TEXT BLOCK:
>> begin
An individual who is an employee and shareholder of Tri-Magna is also a
director, officer and shareholder of the Company.

     The officers, directors and shareholders of FMC also serve as officers,
directors and shareholders of Tri-Magna.  In connection with the merger of Tri-
Magna with and into the Company, the officers, directors and shareholders of FMC
will cease to hold their positions as officers and directors of Tri-Magna and
will sell their shares of Tri-Magna to the Company.

(6)  SUBSEQUENT EVENTS

     Subsequent to March 31, 1996, The Company obtained the required exemptive
order from the Commission, as well as the approval of the SBA.

     On May 29, 1996, the Company issued 5,750,000 shares of common stock at
$11.00 per share; split the existing 200 shares of common stock into 2,500,000
shares; and completed the merger with Tri-Magna and the acquisitions of Edwards
and TCC.

                                      -13-
<PAGE>
 
ITEM 2.   MANAGEMENT'S DISCUSSION AND ANALYSIS OF FINANCIAL CONDITION AND
          RESULTS OF OPERATIONS


GENERAL

     This discussion is intended to assist investors in their analysis of the
financial condition and results of operations of Medallion Financial Corp. (the
"Company").  The information contained in this section should be read in
conjunction with the Pro Forma Combined Financial Statements and Notes thereto
appearing in this report.

     The Company's principal activity is the origination and servicing of loans
financing the purchase of taxicab medallions and related assets ("Medallion
Loans") and commercial installment loans financing small businesses in other
targeted industries ("Commercial Installment Loans").  The earnings of the
Company depend primarily on its level of net interest income, which is the
difference between interest earned on interest-earnings assets consisting
primarily of Medallion Loans and Commercial Installment Loans, and the interest
paid on interest-bearing liabilities consisting primarily of credit facilities
with bank syndicates and subordinated debentures issued to or guaranteed by the
SBA.  Net interest income is a function of the net interest rate spread, which
is the difference between the average yield earned on interest-earning assets
and the average interest rate paid on interest-bearing liabilities, as well as
the average balance of interest-earning assets as compared to interest-bearing
liabilities.  Net interest income is affected by economic, regulatory and
competitive factors that influence interest rates, loan demand and the
availability of funding to finance the Company's lending activities.  The
Company, like other financial institutions, is subject to interest rate risk to
the degree that its interest-earning assets reprice on a different basis than
its interest-bearing liabilities.
>> end
DATA:
>> begin
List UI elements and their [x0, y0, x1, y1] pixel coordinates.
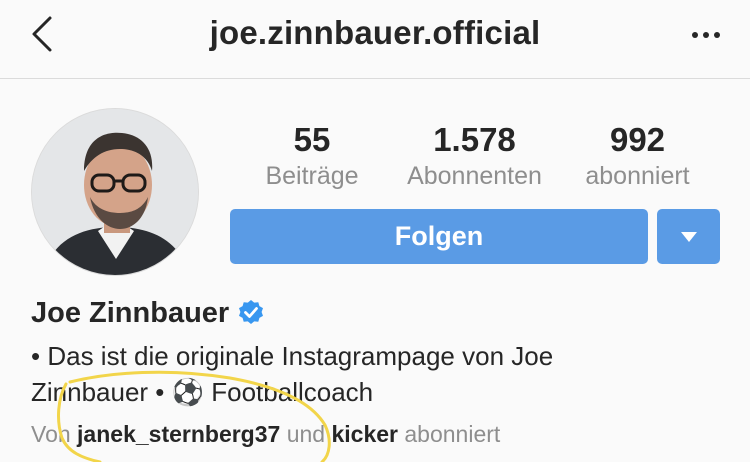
following-count: 992 [609, 121, 666, 158]
bio-line-1: • Das ist die originale Instagrampage vo… [31, 341, 554, 371]
bio-line-2-end: Footballcoach [211, 377, 374, 407]
suggested-accounts-dropdown-button[interactable] [657, 209, 720, 264]
followed-by-suffix: abonniert [404, 421, 501, 447]
following-label: abonniert [585, 162, 690, 190]
posts-label: Beiträge [265, 162, 359, 190]
posts-count: 55 [293, 121, 331, 158]
more-dot [714, 32, 720, 38]
soccer-ball-emoji: ⚽️ [171, 377, 205, 407]
top-navigation-bar: joe.zinnbauer.official [0, 0, 750, 79]
profile-photo [32, 109, 198, 275]
followers-label: Abonnenten [407, 162, 542, 190]
posts-stat[interactable]: 55 Beiträge [252, 120, 372, 192]
followed-by-line[interactable]: Von janek_sternberg37 und kicker abonnie… [31, 419, 500, 449]
more-dot [703, 32, 709, 38]
profile-full-name: Joe Zinnbauer [31, 297, 230, 329]
profile-bio: • Das ist die originale Instagrampage vo… [31, 338, 671, 410]
more-options-button[interactable] [686, 22, 726, 48]
follow-button[interactable]: Folgen [230, 209, 648, 264]
followed-by-user-link[interactable]: janek_sternberg37 [77, 421, 280, 447]
followed-by-and: und [286, 421, 326, 447]
profile-screen: joe.zinnbauer.official 55 Beiträge 1.578… [0, 0, 750, 462]
following-stat[interactable]: 992 abonniert [570, 120, 705, 192]
verified-badge-icon [239, 300, 264, 324]
caret-down-icon [680, 231, 697, 242]
followers-count: 1.578 [433, 121, 516, 158]
followed-by-prefix: Von [31, 421, 71, 447]
followed-by-user-link[interactable]: kicker [331, 421, 398, 447]
avatar[interactable] [31, 108, 199, 276]
bio-line-2: Zinnbauer • ⚽️ Footballcoach [31, 374, 671, 410]
profile-name-row: Joe Zinnbauer [31, 293, 265, 333]
followers-stat[interactable]: 1.578 Abonnenten [397, 120, 552, 192]
bio-line-2-start: Zinnbauer • [31, 377, 165, 407]
profile-username-title: joe.zinnbauer.official [209, 14, 541, 51]
more-horizontal-icon [692, 32, 698, 38]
>> end
SET TASKS:
a: Decide whether each statement below agrees with the filing excerpt. Answer yes or no for each, and quote the exact deciding words from the text.
(i) On May 29, 1996, the Company issued 5,750,000 shares of common stock at $11.00 per share.
(ii) The existing 200 shares of common stock were split into 2,000,000 shares.
(iii) After the merger, the officers and directors of FMC will keep their positions as officers and directors of Tri-Magna.
b: Quote the filing excerpt word for word, from "The officers, directors and shareholders of FMC also" up to and including "to the Company.".

RESPONSES TO THE TASKS:
a:
(i) Yes: "On May 29, 1996, the Company issued 5,750,000 shares of common stock at $11.00 per share"
(ii) No: "split the existing 200 shares of common stock into 2,500,000 shares"
(iii) No: "will cease to hold their positions as officers and directors of Tri-Magna"

b:
The officers, directors and shareholders of FMC also serve as officers,
directors and shareholders of Tri-Magna.  In connection with the merger of Tri-
Magna with and into the Company, the officers, directors and shareholders of FMC
will cease to hold their positions as officers and directors of Tri-Magna and
will sell their shares of Tri-Magna to the Company.